Stored entries
----------

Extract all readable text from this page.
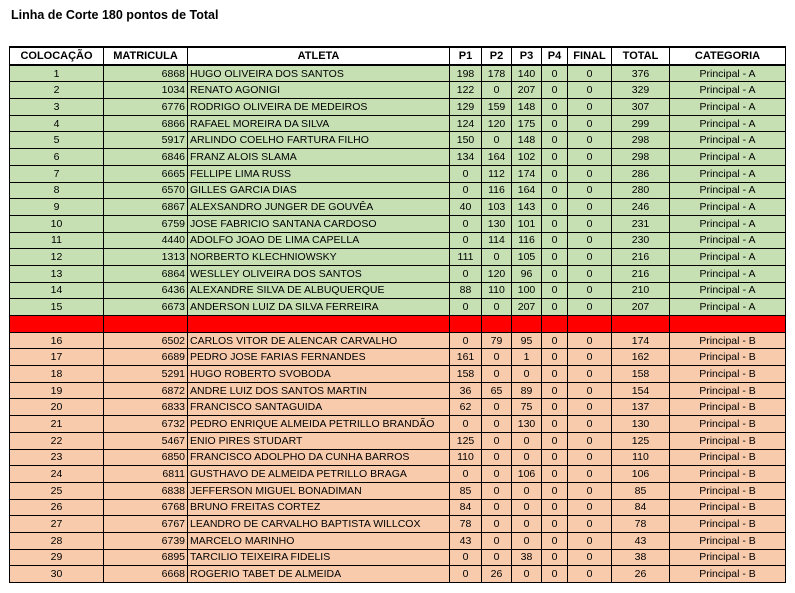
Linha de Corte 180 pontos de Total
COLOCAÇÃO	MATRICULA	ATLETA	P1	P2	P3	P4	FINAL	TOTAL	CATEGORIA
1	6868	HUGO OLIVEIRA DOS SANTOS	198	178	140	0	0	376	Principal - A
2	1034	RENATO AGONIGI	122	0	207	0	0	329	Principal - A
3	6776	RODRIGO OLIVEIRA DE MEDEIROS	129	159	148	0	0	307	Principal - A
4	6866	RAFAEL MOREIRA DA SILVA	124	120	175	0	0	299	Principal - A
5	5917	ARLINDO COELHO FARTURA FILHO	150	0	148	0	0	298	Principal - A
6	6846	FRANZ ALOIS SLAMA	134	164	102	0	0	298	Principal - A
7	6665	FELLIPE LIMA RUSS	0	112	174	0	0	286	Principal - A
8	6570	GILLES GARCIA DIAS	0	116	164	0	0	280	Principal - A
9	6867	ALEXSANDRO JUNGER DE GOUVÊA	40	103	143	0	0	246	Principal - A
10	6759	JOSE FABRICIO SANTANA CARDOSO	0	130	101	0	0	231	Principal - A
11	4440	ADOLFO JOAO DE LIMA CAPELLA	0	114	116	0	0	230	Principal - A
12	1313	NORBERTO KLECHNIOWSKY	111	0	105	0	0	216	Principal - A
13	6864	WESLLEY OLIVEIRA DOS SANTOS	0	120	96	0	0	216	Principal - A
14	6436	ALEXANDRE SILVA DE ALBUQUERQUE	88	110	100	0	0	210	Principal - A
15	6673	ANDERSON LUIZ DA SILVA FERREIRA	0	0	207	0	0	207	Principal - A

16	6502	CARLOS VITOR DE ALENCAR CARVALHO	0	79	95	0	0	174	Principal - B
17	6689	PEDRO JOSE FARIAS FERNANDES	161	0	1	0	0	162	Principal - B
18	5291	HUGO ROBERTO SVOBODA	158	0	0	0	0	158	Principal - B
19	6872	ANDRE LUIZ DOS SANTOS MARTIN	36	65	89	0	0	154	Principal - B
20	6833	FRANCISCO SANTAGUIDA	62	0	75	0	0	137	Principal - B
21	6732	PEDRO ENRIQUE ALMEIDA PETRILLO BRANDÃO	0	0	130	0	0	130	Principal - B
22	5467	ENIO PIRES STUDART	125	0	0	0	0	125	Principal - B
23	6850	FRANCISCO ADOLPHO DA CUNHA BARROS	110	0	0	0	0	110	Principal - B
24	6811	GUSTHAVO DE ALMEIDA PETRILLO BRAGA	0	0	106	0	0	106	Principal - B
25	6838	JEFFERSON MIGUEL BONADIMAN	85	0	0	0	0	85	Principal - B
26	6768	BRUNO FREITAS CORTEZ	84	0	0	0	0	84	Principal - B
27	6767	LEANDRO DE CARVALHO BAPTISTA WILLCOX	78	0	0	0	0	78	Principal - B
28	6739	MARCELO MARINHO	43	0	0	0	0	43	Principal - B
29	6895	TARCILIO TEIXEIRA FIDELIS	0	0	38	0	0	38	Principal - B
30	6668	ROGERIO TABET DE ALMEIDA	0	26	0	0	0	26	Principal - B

----------

» **Exercise instructions**
Reproduce every record above exactly, but leave out the pictures.

» **Task output**
Extract all readable text from this page.
Linha de Corte 180 pontos de Total
COLOCAÇÃO	MATRICULA	ATLETA	P1	P2	P3	P4	FINAL	TOTAL	CATEGORIA
1	6868	HUGO OLIVEIRA DOS SANTOS	198	178	140	0	0	376	Principal - A
2	1034	RENATO AGONIGI	122	0	207	0	0	329	Principal - A
3	6776	RODRIGO OLIVEIRA DE MEDEIROS	129	159	148	0	0	307	Principal - A
4	6866	RAFAEL MOREIRA DA SILVA	124	120	175	0	0	299	Principal - A
5	5917	ARLINDO COELHO FARTURA FILHO	150	0	148	0	0	298	Principal - A
6	6846	FRANZ ALOIS SLAMA	134	164	102	0	0	298	Principal - A
7	6665	FELLIPE LIMA RUSS	0	112	174	0	0	286	Principal - A
8	6570	GILLES GARCIA DIAS	0	116	164	0	0	280	Principal - A
9	6867	ALEXSANDRO JUNGER DE GOUVÊA	40	103	143	0	0	246	Principal - A
10	6759	JOSE FABRICIO SANTANA CARDOSO	0	130	101	0	0	231	Principal - A
11	4440	ADOLFO JOAO DE LIMA CAPELLA	0	114	116	0	0	230	Principal - A
12	1313	NORBERTO KLECHNIOWSKY	111	0	105	0	0	216	Principal - A
13	6864	WESLLEY OLIVEIRA DOS SANTOS	0	120	96	0	0	216	Principal - A
14	6436	ALEXANDRE SILVA DE ALBUQUERQUE	88	110	100	0	0	210	Principal - A
15	6673	ANDERSON LUIZ DA SILVA FERREIRA	0	0	207	0	0	207	Principal - A

16	6502	CARLOS VITOR DE ALENCAR CARVALHO	0	79	95	0	0	174	Principal - B
17	6689	PEDRO JOSE FARIAS FERNANDES	161	0	1	0	0	162	Principal - B
18	5291	HUGO ROBERTO SVOBODA	158	0	0	0	0	158	Principal - B
19	6872	ANDRE LUIZ DOS SANTOS MARTIN	36	65	89	0	0	154	Principal - B
20	6833	FRANCISCO SANTAGUIDA	62	0	75	0	0	137	Principal - B
21	6732	PEDRO ENRIQUE ALMEIDA PETRILLO BRANDÃO	0	0	130	0	0	130	Principal - B
22	5467	ENIO PIRES STUDART	125	0	0	0	0	125	Principal - B
23	6850	FRANCISCO ADOLPHO DA CUNHA BARROS	110	0	0	0	0	110	Principal - B
24	6811	GUSTHAVO DE ALMEIDA PETRILLO BRAGA	0	0	106	0	0	106	Principal - B
25	6838	JEFFERSON MIGUEL BONADIMAN	85	0	0	0	0	85	Principal - B
26	6768	BRUNO FREITAS CORTEZ	84	0	0	0	0	84	Principal - B
27	6767	LEANDRO DE CARVALHO BAPTISTA WILLCOX	78	0	0	0	0	78	Principal - B
28	6739	MARCELO MARINHO	43	0	0	0	0	43	Principal - B
29	6895	TARCILIO TEIXEIRA FIDELIS	0	0	38	0	0	38	Principal - B
30	6668	ROGERIO TABET DE ALMEIDA	0	26	0	0	0	26	Principal - B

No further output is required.